→ **SOURCE TEXT**
+++
Surprise Yourself For More Proficient Flying

The Extra NG is an almost wholly composite airframe that allows for ­aerodynamic adaptations beyond what shaped and riveted metal can provide. Extra Aircraft

I remember flow states, during times of stress in the airplane, when time slows down just a bit—enough to help me manage a given situation deliberately and appropriately.

There is no flow today.

Flashing back to two days ago, I recall a comment that has lodged in my mind, and I work hard to apply those words to the situation at hand: “It’s just a position in the sky that you have to deal with.”

So says Mike Burke, instructor for Prevailance Aerospace in Chesapeake, Virginia, as we’re finishing up the first ground session of a three-day upset-prevention-and-recovery training course that I’ve signed on to; UPRT trains pilots to recognize and recover from unusual attitudes and aircraft upsets. We would be preparing to head out to the airplane to start into it, except for the scuds of what was once Hurricane Isaias trudging across the airport.

The syllabus calls for three instructional sessions, each followed by an hourlong flight in one of the school’s Extras—a 330 or 330LX. Fortunately, I’m in a class of one, and the training is designed to flex for just such occasions because the UPRT flights need to be flown in good VFR conditions, with enough ceiling, visibility and cloud clearance for the tasks ahead.

We soldier ahead through the second ground session. By the time we begin tackling the third, the weather has cleared to CAVU. Vanessa Christie, founder and president of Prevailance Aerospace, helps me strap into the seat-pack parachute we’re required to wear for the aerobatic maneuvers ahead. Though I’ve put on my own pack dozens of times, the company takes the extra precaution of assisting its customers in the move, to ensure that it’s on just as tightly as it needs to be and to help pilots get into the front seat in what may be a relatively unfamiliar situation.

The Extra 330 and 330LX were selected for the training because their aerodynamic margins lay well outside the envelope in which we’ll fly. We’ve specifically reviewed the 330LX’s maneuvering and limiting airspeeds, along with the fact it’s rated for plus or minus 8 Gs with two people on board. Nothing we’re going to do will take us intentionally above 4 Gs or below minus 1 G—so we’re well within the airplane’s capabilities.

I’m up front—the Extra is flown solo from the back—with only a handful of instruments in front of me on the panel. The Sandia attitude indicator has the breaker pulled because I’ll be recovering from each upset visually during this course and to keep us from having to reset it. Burke has all the navigation in the rear cockpit and a native’s familiarity with the airspace near us, which feels the nearby presence of Naval Air Station Oceana (Burke’s a retired Navy pilot). He’ll taxi out and take off so I can focus on the tasks ahead; this isn’t a training session to get me checked out in the 330LX, which takes a certain amount of finesse to handle on the ground. The flights to come will make me want to revisit the airplane, though. It’s a sweet companion for the next few hours we’ll spend together.
+++
→ **Spatial annotation entries**

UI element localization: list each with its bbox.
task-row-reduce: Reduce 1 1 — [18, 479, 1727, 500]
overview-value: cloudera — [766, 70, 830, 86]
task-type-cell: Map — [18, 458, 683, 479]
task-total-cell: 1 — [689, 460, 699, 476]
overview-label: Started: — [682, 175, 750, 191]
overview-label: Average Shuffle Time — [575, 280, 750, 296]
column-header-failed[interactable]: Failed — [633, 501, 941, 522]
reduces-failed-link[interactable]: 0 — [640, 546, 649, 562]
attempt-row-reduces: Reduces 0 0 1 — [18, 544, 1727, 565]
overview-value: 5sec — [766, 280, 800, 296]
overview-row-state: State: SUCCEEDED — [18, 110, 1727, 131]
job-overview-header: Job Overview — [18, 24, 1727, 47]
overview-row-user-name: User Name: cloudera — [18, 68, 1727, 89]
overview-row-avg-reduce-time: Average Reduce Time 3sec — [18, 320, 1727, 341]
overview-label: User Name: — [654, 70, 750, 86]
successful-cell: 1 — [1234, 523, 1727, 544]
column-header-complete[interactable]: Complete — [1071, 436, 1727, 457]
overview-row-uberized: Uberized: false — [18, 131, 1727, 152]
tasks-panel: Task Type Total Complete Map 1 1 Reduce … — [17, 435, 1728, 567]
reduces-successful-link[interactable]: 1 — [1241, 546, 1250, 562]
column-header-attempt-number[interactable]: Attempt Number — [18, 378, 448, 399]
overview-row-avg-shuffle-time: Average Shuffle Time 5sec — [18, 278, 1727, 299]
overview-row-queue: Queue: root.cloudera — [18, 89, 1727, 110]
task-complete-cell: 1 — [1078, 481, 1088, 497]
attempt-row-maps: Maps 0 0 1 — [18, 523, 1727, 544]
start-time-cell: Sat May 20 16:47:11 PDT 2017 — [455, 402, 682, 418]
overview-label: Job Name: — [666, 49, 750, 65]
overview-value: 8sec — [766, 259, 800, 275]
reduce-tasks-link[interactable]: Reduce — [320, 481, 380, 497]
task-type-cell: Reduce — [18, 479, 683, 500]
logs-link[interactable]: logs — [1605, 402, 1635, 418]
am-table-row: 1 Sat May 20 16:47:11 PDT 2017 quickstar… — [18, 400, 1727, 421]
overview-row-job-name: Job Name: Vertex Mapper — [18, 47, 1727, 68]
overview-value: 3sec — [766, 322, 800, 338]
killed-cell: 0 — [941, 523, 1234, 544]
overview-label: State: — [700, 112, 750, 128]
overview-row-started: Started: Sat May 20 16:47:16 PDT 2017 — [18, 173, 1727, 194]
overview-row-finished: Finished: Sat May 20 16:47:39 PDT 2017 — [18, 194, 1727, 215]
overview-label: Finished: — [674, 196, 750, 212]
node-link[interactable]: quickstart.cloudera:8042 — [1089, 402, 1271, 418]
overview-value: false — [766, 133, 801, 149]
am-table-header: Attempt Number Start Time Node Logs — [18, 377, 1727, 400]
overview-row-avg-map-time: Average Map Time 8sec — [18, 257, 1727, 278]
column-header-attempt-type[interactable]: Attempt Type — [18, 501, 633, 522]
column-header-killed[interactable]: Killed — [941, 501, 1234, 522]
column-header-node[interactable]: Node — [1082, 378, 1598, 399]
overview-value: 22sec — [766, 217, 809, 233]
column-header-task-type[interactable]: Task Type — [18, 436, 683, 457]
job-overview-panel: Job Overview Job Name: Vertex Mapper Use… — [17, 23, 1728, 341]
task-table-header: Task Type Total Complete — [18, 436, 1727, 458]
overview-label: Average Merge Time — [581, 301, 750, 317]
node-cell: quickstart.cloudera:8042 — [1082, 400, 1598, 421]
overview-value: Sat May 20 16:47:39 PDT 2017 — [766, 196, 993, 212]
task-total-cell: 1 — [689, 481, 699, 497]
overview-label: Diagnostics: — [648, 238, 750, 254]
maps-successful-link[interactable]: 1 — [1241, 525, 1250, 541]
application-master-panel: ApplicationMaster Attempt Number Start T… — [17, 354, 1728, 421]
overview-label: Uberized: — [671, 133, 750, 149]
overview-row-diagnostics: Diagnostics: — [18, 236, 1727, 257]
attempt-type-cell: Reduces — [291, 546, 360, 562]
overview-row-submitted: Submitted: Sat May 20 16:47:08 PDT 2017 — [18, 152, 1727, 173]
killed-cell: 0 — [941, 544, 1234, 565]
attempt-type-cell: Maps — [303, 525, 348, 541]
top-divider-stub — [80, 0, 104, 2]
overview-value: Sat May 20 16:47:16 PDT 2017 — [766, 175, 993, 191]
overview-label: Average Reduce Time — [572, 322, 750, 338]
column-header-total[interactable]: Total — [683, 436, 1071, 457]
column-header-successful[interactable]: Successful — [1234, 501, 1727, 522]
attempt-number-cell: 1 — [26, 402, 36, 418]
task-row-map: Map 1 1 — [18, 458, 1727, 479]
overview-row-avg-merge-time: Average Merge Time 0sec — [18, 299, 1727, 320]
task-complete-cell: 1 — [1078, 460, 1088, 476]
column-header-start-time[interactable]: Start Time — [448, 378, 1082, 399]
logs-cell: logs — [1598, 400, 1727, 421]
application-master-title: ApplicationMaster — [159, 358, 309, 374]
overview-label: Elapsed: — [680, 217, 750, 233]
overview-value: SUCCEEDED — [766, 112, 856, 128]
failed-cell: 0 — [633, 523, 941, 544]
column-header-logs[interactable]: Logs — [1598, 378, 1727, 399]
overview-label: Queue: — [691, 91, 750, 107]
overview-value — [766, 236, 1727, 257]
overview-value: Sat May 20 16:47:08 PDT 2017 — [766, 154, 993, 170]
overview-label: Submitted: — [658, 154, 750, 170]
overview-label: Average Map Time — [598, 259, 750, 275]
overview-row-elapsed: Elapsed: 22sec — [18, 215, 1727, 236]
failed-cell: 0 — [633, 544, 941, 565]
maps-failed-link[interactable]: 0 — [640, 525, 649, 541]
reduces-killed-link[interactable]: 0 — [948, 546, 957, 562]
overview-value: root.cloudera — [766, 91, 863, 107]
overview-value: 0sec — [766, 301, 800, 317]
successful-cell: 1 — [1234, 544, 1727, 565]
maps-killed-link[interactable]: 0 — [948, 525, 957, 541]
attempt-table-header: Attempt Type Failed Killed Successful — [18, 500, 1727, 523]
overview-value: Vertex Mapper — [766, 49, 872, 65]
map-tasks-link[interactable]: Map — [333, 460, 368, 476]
+++
→ **PROBLEM A**
Answer these from the flight-training article:
(i) Who is the founder and president of Prevailance Aerospace?
(ii) What G rating does the 330LX have with two people on board?
(iii) Which instrument has its breaker pulled for the course?
→ **PROBLEM B**
In the flight-training article, set down the passage starting with "The Extra 330" and going on through "the airplane’s capabilities.".

→ **CORRECT RESULT A**
(i) Vanessa Christie
(ii) Plus or minus 8 Gs
(iii) The Sandia attitude indicator

→ **CORRECT RESULT B**
The Extra 330 and 330LX were selected for the training because their aerodynamic margins lay well outside the envelope in which we’ll fly. We’ve specifically reviewed the 330LX’s maneuvering and limiting airspeeds, along with the fact it’s rated for plus or minus 8 Gs with two people on board. Nothing we’re going to do will take us intentionally above 4 Gs or below minus 1 G—so we’re well within the airplane’s capabilities.